- [Task objective] Copy out all the data, word for word.
— START OF Input records —
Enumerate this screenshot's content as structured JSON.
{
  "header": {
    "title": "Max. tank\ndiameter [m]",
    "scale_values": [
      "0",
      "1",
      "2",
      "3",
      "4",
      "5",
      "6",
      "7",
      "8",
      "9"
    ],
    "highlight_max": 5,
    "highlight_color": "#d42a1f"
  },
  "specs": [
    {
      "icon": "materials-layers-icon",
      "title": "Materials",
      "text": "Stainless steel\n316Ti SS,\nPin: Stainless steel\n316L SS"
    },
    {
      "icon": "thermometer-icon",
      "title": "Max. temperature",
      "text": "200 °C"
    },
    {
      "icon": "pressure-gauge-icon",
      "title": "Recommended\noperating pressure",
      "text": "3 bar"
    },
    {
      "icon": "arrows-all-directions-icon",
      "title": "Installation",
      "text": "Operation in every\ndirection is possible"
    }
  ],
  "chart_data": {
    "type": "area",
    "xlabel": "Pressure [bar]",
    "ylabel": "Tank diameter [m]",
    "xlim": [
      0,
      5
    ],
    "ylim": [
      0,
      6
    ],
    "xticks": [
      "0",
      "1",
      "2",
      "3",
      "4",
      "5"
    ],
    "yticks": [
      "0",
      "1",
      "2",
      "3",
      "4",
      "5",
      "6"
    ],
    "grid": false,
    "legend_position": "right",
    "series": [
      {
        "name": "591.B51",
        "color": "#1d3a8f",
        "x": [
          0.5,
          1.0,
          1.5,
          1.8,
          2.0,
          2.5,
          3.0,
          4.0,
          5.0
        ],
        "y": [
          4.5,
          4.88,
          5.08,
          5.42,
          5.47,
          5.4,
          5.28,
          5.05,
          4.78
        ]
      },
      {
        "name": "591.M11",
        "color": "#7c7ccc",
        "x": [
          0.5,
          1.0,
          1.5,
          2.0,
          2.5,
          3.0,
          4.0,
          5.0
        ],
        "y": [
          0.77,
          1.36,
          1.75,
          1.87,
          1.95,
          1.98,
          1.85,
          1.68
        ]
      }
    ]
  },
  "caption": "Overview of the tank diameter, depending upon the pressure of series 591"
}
— END OF Input records —
- [Written answer]
Enumerate this screenshot's content as structured JSON.
{
  "header": {
    "title": "Max. tank\ndiameter [m]",
    "scale_values": [
      "0",
      "1",
      "2",
      "3",
      "4",
      "5",
      "6",
      "7",
      "8",
      "9"
    ],
    "highlight_max": 5,
    "highlight_color": "#d42a1f"
  },
  "specs": [
    {
      "icon": "materials-layers-icon",
      "title": "Materials",
      "text": "Stainless steel\n316Ti SS,\nPin: Stainless steel\n316L SS"
    },
    {
      "icon": "thermometer-icon",
      "title": "Max. temperature",
      "text": "200 °C"
    },
    {
      "icon": "pressure-gauge-icon",
      "title": "Recommended\noperating pressure",
      "text": "3 bar"
    },
    {
      "icon": "arrows-all-directions-icon",
      "title": "Installation",
      "text": "Operation in every\ndirection is possible"
    }
  ],
  "chart_data": {
    "type": "area",
    "xlabel": "Pressure [bar]",
    "ylabel": "Tank diameter [m]",
    "xlim": [
      0,
      5
    ],
    "ylim": [
      0,
      6
    ],
    "xticks": [
      "0",
      "1",
      "2",
      "3",
      "4",
      "5"
    ],
    "yticks": [
      "0",
      "1",
      "2",
      "3",
      "4",
      "5",
      "6"
    ],
    "grid": false,
    "legend_position": "right",
    "series": [
      {
        "name": "591.B51",
        "color": "#1d3a8f",
        "x": [
          0.5,
          1.0,
          1.5,
          1.8,
          2.0,
          2.5,
          3.0,
          4.0,
          5.0
        ],
        "y": [
          4.5,
          4.88,
          5.08,
          5.42,
          5.47,
          5.4,
          5.28,
          5.05,
          4.78
        ]
      },
      {
        "name": "591.M11",
        "color": "#7c7ccc",
        "x": [
          0.5,
          1.0,
          1.5,
          2.0,
          2.5,
          3.0,
          4.0,
          5.0
        ],
        "y": [
          0.77,
          1.36,
          1.75,
          1.87,
          1.95,
          1.98,
          1.85,
          1.68
        ]
      }
    ]
  },
  "caption": "Overview of the tank diameter, depending upon the pressure of series 591"
}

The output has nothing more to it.